- EXERCISE DETAILS -
Reproduce the listing exactly and skip over any pictures.

- ENTRIES SHOWN -
• • •
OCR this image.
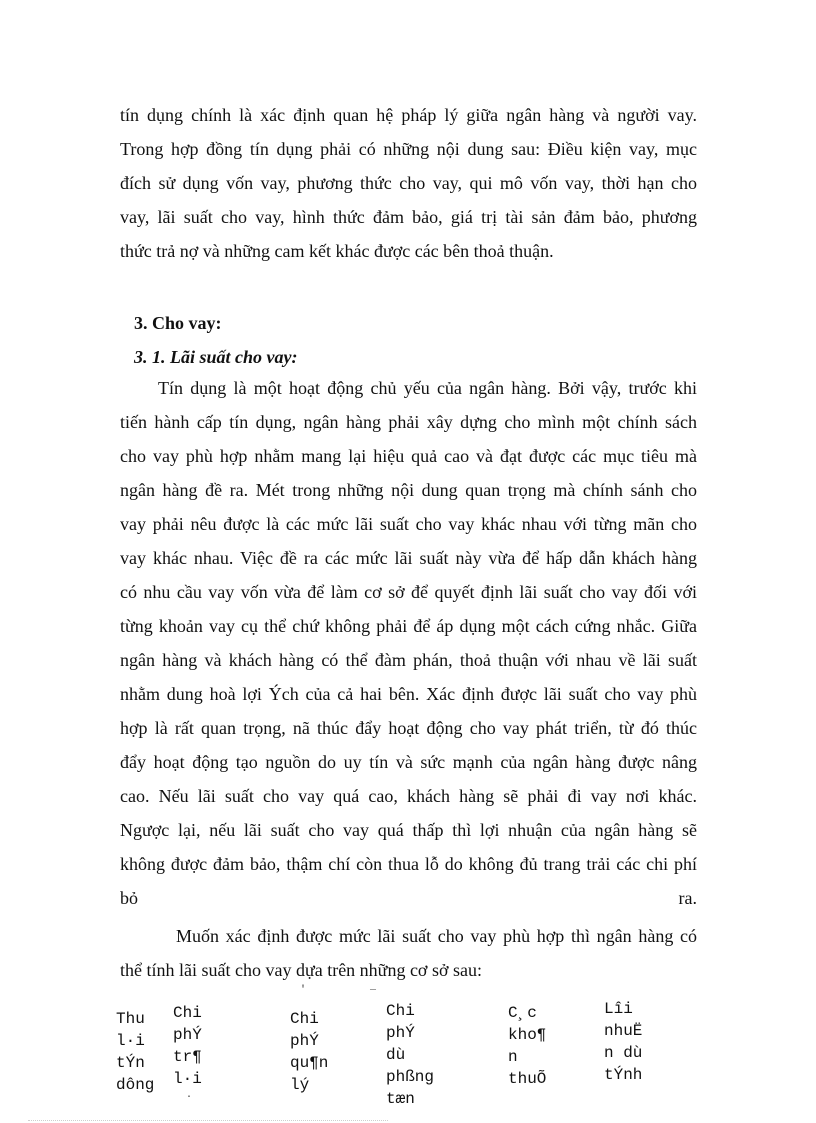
tín dụng chính là xác định quan hệ pháp lý giữa ngân hàng và người vay.
Trong hợp đồng tín dụng phải có những nội dung sau: Điều kiện vay, mục
đích sử dụng vốn vay, phương thức cho vay, qui mô vốn vay, thời hạn cho
vay, lãi suất cho vay, hình thức đảm bảo, giá trị tài sản đảm bảo, phương
thức trả nợ và những cam kết khác được các bên thoả thuận.
3. Cho vay:
3. 1. Lãi suất cho vay:
Tín dụng là một hoạt động chủ yếu của ngân hàng. Bởi vậy, trước khi
tiến hành cấp tín dụng, ngân hàng phải xây dựng cho mình một chính sách
cho vay phù hợp nhằm mang lại hiệu quả cao và đạt được các mục tiêu mà
ngân hàng đề ra. Mét trong những nội dung quan trọng mà chính sánh cho
vay phải nêu được là các mức lãi suất cho vay khác nhau với từng mãn cho
vay khác nhau. Việc đề ra các mức lãi suất này vừa để hấp dẫn khách hàng
có nhu cầu vay vốn vừa để làm cơ sở để quyết định lãi suất cho vay đối với
từng khoản vay cụ thể chứ không phải để áp dụng một cách cứng nhắc. Giữa
ngân hàng và khách hàng có thể đàm phán, thoả thuận với nhau về lãi suất
nhằm dung hoà lợi Ých của cả hai bên. Xác định được lãi suất cho vay phù
hợp là rất quan trọng, nã thúc đẩy hoạt động cho vay phát triển, từ đó thúc
đẩy hoạt động tạo nguồn do uy tín và sức mạnh của ngân hàng được nâng
cao. Nếu lãi suất cho vay quá cao, khách hàng sẽ phải đi vay nơi khác.
Ngược lại, nếu lãi suất cho vay quá thấp thì lợi nhuận của ngân hàng sẽ
không được đảm bảo, thậm chí còn thua lỗ do không đủ trang trải các chi phí
bỏ	ra.
Muốn xác định được mức lãi suất cho vay phù hợp thì ngân hàng có
thể tính lãi suất cho vay dựa trên những cơ sở sau:
Thu
l·i
tÝn
dông
Chi
phÝ
tr¶
l·i
Chi
phÝ
qu¶n
lý
Chi
phÝ
dù
phßng
tæn
C¸c
kho¶
n
thuÕ
Lîi
nhuË
n dù
tÝnh
'	¯
·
• • •
- ANSWER TO THE TASK -
OCR this image.
tín dụng chính là xác định quan hệ pháp lý giữa ngân hàng và người vay.
Trong hợp đồng tín dụng phải có những nội dung sau: Điều kiện vay, mục
đích sử dụng vốn vay, phương thức cho vay, qui mô vốn vay, thời hạn cho
vay, lãi suất cho vay, hình thức đảm bảo, giá trị tài sản đảm bảo, phương
thức trả nợ và những cam kết khác được các bên thoả thuận.
3. Cho vay:
3. 1. Lãi suất cho vay:
Tín dụng là một hoạt động chủ yếu của ngân hàng. Bởi vậy, trước khi
tiến hành cấp tín dụng, ngân hàng phải xây dựng cho mình một chính sách
cho vay phù hợp nhằm mang lại hiệu quả cao và đạt được các mục tiêu mà
ngân hàng đề ra. Mét trong những nội dung quan trọng mà chính sánh cho
vay phải nêu được là các mức lãi suất cho vay khác nhau với từng mãn cho
vay khác nhau. Việc đề ra các mức lãi suất này vừa để hấp dẫn khách hàng
có nhu cầu vay vốn vừa để làm cơ sở để quyết định lãi suất cho vay đối với
từng khoản vay cụ thể chứ không phải để áp dụng một cách cứng nhắc. Giữa
ngân hàng và khách hàng có thể đàm phán, thoả thuận với nhau về lãi suất
nhằm dung hoà lợi Ých của cả hai bên. Xác định được lãi suất cho vay phù
hợp là rất quan trọng, nã thúc đẩy hoạt động cho vay phát triển, từ đó thúc
đẩy hoạt động tạo nguồn do uy tín và sức mạnh của ngân hàng được nâng
cao. Nếu lãi suất cho vay quá cao, khách hàng sẽ phải đi vay nơi khác.
Ngược lại, nếu lãi suất cho vay quá thấp thì lợi nhuận của ngân hàng sẽ
không được đảm bảo, thậm chí còn thua lỗ do không đủ trang trải các chi phí
bỏ	ra.
Muốn xác định được mức lãi suất cho vay phù hợp thì ngân hàng có
thể tính lãi suất cho vay dựa trên những cơ sở sau:
Thu
l·i
tÝn
dông
Chi
phÝ
tr¶
l·i
Chi
phÝ
qu¶n
lý
Chi
phÝ
dù
phßng
tæn
C¸c
kho¶
n
thuÕ
Lîi
nhuË
n dù
tÝnh
'	¯
·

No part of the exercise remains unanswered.